■ **AIM**: Go through the listing below and list every line with "type".

■ **INFORMATION SUPPLIED**:
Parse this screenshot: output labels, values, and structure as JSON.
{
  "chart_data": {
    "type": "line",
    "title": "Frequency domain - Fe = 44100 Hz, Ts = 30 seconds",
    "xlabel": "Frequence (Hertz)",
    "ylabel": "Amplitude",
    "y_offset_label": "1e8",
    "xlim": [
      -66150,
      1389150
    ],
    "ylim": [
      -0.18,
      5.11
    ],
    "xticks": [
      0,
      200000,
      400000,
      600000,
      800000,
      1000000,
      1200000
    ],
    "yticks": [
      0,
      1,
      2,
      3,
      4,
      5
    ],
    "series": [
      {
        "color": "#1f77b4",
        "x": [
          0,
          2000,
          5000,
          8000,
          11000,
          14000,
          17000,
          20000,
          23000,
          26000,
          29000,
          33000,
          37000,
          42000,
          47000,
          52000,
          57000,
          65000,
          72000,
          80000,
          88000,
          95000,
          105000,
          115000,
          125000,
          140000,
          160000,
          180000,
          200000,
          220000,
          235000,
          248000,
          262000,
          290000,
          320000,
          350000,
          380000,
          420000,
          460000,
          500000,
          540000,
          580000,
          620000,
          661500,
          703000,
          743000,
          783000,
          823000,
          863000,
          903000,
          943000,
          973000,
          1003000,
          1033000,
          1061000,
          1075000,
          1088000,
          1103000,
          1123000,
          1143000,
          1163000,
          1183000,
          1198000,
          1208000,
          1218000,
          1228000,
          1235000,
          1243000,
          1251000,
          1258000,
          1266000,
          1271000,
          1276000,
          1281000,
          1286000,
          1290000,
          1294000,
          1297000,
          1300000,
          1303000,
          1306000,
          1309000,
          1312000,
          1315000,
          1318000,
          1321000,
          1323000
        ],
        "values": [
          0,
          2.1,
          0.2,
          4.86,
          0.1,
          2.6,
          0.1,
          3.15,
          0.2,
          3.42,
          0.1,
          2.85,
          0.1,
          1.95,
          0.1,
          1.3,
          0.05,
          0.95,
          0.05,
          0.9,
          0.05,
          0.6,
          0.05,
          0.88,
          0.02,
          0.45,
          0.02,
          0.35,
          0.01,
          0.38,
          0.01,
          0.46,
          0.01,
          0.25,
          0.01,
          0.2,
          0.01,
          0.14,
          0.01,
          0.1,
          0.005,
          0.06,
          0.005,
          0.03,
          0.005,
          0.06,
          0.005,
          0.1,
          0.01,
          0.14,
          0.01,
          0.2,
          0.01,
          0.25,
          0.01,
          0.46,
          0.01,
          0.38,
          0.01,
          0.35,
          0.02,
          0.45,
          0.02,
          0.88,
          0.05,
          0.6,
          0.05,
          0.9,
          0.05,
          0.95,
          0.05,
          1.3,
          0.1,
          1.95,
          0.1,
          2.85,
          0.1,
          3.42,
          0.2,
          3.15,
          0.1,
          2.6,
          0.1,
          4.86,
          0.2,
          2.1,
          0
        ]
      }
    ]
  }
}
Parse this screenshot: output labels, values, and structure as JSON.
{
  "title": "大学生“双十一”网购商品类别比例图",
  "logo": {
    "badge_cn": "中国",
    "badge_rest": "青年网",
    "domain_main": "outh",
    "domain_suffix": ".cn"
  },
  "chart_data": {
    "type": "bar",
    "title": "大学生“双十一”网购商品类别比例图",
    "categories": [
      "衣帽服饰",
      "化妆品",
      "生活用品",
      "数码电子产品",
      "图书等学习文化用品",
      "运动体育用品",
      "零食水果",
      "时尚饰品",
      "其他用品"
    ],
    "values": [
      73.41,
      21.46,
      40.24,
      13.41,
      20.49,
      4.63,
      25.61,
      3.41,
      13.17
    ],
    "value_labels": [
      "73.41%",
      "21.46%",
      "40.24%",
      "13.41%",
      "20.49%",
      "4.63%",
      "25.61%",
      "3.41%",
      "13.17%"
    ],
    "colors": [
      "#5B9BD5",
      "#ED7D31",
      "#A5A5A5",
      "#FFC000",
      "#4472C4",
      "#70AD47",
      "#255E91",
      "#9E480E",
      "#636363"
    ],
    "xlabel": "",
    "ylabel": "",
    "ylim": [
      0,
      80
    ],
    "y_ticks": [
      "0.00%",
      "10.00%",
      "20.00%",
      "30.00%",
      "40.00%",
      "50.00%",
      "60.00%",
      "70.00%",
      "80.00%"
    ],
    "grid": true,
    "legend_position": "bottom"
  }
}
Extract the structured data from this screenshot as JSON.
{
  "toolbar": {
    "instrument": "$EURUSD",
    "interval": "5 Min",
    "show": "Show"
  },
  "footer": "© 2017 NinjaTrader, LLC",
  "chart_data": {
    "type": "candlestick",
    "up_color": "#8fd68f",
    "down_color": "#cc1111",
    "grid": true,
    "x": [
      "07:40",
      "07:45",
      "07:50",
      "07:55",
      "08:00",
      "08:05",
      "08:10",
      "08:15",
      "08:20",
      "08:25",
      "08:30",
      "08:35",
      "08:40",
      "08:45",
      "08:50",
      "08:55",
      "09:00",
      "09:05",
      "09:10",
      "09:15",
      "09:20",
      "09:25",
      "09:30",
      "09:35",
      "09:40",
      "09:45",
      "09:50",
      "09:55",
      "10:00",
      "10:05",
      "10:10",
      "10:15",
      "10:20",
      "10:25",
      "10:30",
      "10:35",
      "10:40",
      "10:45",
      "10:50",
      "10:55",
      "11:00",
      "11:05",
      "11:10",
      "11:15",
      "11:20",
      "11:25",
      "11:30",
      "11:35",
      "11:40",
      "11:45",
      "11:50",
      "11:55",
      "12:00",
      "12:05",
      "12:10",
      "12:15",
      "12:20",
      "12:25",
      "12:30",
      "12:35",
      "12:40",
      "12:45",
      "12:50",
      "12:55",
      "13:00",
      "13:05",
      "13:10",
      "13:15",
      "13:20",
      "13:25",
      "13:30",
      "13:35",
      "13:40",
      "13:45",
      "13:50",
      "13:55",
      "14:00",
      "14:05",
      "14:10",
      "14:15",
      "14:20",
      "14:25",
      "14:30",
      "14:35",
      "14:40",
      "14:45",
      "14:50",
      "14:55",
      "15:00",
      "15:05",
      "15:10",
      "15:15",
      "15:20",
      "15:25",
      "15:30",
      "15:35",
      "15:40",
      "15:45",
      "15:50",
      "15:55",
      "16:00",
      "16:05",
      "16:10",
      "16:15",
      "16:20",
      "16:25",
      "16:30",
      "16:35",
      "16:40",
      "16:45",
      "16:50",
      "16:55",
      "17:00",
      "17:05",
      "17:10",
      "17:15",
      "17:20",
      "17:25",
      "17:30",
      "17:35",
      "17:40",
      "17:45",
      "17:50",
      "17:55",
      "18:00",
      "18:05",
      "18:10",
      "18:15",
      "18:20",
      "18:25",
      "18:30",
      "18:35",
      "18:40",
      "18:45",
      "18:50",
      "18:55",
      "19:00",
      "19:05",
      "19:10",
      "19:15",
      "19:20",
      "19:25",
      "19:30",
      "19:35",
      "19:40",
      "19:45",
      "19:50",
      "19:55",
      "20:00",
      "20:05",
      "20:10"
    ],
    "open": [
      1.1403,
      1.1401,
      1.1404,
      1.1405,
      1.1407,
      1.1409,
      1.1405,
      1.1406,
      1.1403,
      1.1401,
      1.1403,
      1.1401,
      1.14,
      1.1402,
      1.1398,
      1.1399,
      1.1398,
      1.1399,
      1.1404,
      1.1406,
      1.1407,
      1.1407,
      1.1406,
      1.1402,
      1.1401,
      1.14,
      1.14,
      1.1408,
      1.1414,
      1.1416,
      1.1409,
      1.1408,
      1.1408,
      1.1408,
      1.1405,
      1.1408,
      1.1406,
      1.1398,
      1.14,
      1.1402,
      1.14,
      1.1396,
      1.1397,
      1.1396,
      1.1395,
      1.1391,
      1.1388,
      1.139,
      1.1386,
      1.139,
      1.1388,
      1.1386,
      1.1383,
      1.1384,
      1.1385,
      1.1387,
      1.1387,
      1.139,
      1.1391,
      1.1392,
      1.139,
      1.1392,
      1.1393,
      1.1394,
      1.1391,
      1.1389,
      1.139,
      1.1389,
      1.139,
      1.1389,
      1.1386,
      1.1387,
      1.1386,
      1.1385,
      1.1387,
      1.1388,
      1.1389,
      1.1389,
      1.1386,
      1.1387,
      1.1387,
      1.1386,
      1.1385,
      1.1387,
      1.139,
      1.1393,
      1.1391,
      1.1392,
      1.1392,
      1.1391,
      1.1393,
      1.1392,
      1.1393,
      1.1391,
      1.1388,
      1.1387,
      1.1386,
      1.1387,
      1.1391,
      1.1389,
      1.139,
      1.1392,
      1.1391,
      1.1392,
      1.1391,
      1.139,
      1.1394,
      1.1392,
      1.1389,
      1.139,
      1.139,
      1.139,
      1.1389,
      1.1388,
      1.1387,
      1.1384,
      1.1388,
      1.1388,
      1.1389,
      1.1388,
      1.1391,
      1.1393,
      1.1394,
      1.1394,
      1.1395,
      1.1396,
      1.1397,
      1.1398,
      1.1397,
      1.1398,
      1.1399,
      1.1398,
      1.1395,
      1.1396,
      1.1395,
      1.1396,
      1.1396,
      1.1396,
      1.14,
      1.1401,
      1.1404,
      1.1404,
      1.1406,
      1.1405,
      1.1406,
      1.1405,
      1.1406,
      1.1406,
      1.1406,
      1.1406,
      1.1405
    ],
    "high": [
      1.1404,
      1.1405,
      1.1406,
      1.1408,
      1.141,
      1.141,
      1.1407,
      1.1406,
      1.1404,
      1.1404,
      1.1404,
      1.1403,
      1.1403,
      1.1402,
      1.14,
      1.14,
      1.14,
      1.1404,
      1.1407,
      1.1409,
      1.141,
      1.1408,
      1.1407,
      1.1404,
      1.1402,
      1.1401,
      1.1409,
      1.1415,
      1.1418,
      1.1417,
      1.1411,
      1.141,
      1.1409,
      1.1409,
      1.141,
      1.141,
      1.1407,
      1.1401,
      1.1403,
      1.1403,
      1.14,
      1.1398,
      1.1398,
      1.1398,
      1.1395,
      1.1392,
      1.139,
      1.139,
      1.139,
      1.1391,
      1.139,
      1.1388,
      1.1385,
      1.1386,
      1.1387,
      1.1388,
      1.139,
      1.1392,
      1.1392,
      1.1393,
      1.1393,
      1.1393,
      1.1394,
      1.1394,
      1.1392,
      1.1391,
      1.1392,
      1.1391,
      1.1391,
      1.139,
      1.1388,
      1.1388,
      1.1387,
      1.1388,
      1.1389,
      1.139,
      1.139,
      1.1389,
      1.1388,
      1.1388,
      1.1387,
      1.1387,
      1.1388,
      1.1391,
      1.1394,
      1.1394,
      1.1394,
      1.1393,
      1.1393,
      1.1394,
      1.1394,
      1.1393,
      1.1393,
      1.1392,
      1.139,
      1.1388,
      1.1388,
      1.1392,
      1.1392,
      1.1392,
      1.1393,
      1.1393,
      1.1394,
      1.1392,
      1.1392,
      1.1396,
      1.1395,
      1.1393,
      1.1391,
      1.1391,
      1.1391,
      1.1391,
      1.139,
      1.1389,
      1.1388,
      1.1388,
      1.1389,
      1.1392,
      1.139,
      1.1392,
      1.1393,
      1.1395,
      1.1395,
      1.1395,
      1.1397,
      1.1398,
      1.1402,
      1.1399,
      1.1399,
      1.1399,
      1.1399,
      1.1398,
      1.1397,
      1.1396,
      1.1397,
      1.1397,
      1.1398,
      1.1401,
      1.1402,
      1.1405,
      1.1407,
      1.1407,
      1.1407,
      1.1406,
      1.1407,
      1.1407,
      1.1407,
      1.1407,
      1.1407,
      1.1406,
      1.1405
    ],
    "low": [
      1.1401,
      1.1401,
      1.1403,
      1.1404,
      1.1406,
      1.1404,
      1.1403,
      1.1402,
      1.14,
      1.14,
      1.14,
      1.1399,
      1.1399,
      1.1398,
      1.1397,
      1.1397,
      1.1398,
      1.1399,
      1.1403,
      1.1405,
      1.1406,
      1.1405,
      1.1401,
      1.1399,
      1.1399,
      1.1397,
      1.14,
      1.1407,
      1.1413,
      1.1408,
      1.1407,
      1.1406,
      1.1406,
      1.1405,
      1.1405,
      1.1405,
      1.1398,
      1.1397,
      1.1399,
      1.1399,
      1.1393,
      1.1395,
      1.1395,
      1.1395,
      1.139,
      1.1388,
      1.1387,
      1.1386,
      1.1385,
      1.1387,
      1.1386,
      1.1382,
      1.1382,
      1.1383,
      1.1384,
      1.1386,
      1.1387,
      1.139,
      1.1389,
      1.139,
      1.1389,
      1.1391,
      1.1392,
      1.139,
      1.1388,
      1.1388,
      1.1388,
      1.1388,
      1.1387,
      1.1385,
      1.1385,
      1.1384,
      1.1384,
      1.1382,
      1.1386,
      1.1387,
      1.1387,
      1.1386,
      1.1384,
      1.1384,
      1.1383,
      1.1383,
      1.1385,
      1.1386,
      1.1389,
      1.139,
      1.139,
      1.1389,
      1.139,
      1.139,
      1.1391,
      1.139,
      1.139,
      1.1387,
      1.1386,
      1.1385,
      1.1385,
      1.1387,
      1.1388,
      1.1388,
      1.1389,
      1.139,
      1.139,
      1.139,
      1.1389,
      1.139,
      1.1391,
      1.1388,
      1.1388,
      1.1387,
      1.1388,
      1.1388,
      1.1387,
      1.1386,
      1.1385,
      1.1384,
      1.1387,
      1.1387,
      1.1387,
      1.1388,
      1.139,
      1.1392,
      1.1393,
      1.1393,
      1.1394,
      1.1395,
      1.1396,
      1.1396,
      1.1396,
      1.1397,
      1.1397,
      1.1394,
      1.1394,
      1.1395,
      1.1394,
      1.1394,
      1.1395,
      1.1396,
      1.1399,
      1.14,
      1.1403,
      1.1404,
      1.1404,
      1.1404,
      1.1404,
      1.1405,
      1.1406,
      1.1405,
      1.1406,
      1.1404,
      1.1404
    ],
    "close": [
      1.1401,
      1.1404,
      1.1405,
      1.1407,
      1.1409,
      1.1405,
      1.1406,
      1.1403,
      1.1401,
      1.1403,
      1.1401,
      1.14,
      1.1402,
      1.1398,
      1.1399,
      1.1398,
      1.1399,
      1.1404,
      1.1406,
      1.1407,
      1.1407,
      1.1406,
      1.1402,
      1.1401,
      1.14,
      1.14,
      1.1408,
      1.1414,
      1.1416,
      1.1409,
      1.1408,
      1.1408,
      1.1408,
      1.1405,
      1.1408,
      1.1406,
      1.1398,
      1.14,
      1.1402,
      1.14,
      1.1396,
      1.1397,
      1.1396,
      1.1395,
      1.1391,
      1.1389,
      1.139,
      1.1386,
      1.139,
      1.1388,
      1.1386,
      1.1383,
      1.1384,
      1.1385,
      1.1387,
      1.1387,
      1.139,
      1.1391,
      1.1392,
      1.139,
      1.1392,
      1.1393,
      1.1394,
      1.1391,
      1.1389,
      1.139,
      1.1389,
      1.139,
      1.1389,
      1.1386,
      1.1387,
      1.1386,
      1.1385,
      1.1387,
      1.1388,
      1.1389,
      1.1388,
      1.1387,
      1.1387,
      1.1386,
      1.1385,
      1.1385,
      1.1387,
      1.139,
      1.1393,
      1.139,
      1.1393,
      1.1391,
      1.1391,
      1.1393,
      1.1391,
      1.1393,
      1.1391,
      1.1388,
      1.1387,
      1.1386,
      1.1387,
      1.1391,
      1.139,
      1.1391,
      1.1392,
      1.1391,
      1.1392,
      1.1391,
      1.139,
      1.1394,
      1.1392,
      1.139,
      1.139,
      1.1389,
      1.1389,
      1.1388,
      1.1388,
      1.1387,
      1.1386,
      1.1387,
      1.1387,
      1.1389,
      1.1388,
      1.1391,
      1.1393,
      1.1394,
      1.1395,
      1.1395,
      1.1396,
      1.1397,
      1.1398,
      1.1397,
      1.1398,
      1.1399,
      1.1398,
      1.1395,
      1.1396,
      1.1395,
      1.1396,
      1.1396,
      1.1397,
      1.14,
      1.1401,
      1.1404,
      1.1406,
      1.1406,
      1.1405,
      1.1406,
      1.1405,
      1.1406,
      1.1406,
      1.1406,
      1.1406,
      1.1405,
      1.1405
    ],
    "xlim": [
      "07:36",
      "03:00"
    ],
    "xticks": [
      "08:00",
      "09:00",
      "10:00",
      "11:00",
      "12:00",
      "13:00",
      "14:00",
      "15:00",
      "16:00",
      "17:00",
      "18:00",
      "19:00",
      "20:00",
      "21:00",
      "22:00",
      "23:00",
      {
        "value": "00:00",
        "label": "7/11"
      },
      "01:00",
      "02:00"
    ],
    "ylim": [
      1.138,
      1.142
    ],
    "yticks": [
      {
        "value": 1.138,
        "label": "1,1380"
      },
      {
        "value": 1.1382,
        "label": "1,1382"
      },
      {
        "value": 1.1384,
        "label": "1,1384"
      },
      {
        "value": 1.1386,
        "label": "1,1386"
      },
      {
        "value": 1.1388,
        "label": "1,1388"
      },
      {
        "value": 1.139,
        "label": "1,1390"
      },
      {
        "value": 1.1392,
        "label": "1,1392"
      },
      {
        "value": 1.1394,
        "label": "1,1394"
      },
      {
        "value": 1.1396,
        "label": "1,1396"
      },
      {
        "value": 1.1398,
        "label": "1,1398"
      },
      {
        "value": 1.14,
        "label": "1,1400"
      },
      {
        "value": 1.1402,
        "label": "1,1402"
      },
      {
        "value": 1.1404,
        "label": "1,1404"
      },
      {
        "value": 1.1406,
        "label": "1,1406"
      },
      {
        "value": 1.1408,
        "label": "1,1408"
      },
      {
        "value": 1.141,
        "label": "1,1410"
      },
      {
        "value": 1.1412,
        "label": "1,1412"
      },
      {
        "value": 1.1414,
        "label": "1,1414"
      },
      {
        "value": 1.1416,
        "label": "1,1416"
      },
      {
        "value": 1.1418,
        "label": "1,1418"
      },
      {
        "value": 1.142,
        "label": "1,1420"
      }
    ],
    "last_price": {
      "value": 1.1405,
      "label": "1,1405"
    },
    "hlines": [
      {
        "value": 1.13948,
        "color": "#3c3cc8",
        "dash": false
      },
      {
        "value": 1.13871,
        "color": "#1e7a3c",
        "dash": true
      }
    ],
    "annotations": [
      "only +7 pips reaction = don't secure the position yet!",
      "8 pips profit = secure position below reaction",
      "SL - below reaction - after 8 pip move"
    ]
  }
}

■ **ANSWER IN FULL**:
    "type": "line",
    "type": "bar",
    "type": "candlestick",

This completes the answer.